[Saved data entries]
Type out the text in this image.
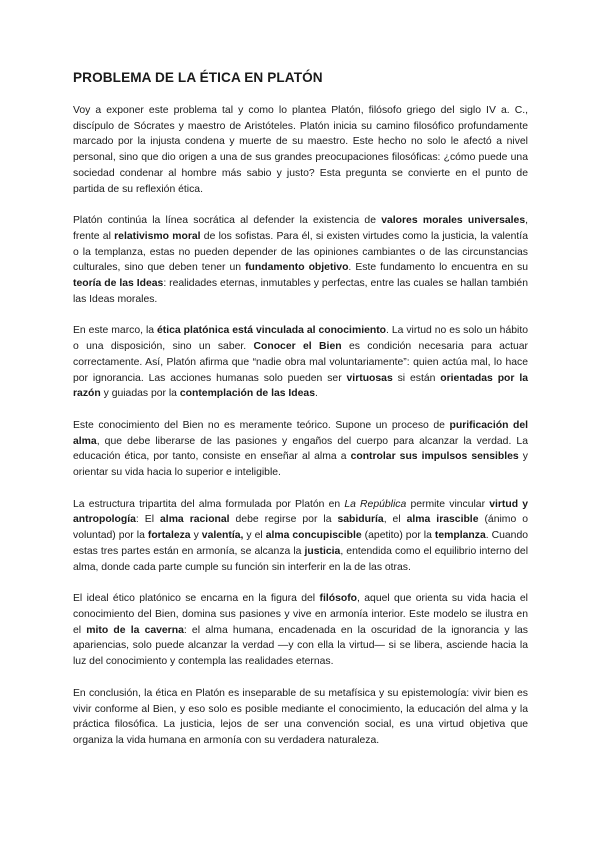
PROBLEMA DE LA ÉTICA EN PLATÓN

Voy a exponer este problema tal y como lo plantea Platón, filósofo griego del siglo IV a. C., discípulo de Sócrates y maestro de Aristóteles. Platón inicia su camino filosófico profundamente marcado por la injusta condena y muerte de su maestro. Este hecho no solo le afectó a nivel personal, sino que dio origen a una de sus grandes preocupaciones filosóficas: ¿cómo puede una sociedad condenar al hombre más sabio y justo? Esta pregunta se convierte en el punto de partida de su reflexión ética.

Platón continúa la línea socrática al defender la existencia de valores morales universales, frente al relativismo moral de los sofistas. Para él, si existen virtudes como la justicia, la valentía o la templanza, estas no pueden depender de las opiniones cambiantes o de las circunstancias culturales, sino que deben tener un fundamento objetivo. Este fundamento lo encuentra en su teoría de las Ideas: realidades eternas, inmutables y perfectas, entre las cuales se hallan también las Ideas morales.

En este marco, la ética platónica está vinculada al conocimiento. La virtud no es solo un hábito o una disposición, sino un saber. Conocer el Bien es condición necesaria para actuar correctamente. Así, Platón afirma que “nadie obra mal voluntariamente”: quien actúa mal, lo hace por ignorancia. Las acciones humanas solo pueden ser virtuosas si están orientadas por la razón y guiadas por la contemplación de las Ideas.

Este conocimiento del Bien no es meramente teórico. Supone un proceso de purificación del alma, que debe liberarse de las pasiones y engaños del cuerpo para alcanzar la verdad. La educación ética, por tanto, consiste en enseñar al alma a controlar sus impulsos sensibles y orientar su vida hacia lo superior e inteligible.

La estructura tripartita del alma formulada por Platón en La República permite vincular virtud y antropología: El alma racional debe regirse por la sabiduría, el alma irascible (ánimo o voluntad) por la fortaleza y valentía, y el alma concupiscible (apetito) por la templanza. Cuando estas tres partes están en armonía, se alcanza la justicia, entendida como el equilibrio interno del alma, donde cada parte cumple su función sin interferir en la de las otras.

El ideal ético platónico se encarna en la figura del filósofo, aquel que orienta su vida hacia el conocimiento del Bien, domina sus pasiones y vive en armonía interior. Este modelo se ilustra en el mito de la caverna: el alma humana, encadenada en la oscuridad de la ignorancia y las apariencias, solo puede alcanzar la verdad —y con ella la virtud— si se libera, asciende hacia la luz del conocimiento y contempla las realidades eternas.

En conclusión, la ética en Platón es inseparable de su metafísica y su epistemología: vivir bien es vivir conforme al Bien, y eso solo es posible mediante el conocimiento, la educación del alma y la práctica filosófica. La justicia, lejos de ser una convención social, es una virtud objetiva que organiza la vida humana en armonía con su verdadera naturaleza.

» Problem requirements: Copy the records word for word, leaving no picture in the copy.

» Answer:
Type out the text in this image.
PROBLEMA DE LA ÉTICA EN PLATÓN

Voy a exponer este problema tal y como lo plantea Platón, filósofo griego del siglo IV a. C., discípulo de Sócrates y maestro de Aristóteles. Platón inicia su camino filosófico profundamente marcado por la injusta condena y muerte de su maestro. Este hecho no solo le afectó a nivel personal, sino que dio origen a una de sus grandes preocupaciones filosóficas: ¿cómo puede una sociedad condenar al hombre más sabio y justo? Esta pregunta se convierte en el punto de partida de su reflexión ética.

Platón continúa la línea socrática al defender la existencia de valores morales universales, frente al relativismo moral de los sofistas. Para él, si existen virtudes como la justicia, la valentía o la templanza, estas no pueden depender de las opiniones cambiantes o de las circunstancias culturales, sino que deben tener un fundamento objetivo. Este fundamento lo encuentra en su teoría de las Ideas: realidades eternas, inmutables y perfectas, entre las cuales se hallan también las Ideas morales.

En este marco, la ética platónica está vinculada al conocimiento. La virtud no es solo un hábito o una disposición, sino un saber. Conocer el Bien es condición necesaria para actuar correctamente. Así, Platón afirma que “nadie obra mal voluntariamente”: quien actúa mal, lo hace por ignorancia. Las acciones humanas solo pueden ser virtuosas si están orientadas por la razón y guiadas por la contemplación de las Ideas.

Este conocimiento del Bien no es meramente teórico. Supone un proceso de purificación del alma, que debe liberarse de las pasiones y engaños del cuerpo para alcanzar la verdad. La educación ética, por tanto, consiste en enseñar al alma a controlar sus impulsos sensibles y orientar su vida hacia lo superior e inteligible.

La estructura tripartita del alma formulada por Platón en La República permite vincular virtud y antropología: El alma racional debe regirse por la sabiduría, el alma irascible (ánimo o voluntad) por la fortaleza y valentía, y el alma concupiscible (apetito) por la templanza. Cuando estas tres partes están en armonía, se alcanza la justicia, entendida como el equilibrio interno del alma, donde cada parte cumple su función sin interferir en la de las otras.

El ideal ético platónico se encarna en la figura del filósofo, aquel que orienta su vida hacia el conocimiento del Bien, domina sus pasiones y vive en armonía interior. Este modelo se ilustra en el mito de la caverna: el alma humana, encadenada en la oscuridad de la ignorancia y las apariencias, solo puede alcanzar la verdad —y con ella la virtud— si se libera, asciende hacia la luz del conocimiento y contempla las realidades eternas.

En conclusión, la ética en Platón es inseparable de su metafísica y su epistemología: vivir bien es vivir conforme al Bien, y eso solo es posible mediante el conocimiento, la educación del alma y la práctica filosófica. La justicia, lejos de ser una convención social, es una virtud objetiva que organiza la vida humana en armonía con su verdadera naturaleza.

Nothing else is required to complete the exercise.